INFORMATION SHOWN:
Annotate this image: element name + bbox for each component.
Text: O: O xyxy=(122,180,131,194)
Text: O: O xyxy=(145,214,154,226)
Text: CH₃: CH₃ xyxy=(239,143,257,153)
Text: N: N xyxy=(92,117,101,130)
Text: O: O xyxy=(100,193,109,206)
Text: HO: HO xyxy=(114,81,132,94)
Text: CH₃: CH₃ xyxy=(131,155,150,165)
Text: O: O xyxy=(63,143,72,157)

PROBLEM DETAILS: Please copy out every line of the material above that contains the string "Text". Matches must have the same case.

RESULT:
Text: O: O xyxy=(122,180,131,194)
Text: O: O xyxy=(145,214,154,226)
Text: CH₃: CH₃ xyxy=(239,143,257,153)
Text: N: N xyxy=(92,117,101,130)
Text: O: O xyxy=(100,193,109,206)
Text: HO: HO xyxy=(114,81,132,94)
Text: CH₃: CH₃ xyxy=(131,155,150,165)
Text: O: O xyxy=(63,143,72,157)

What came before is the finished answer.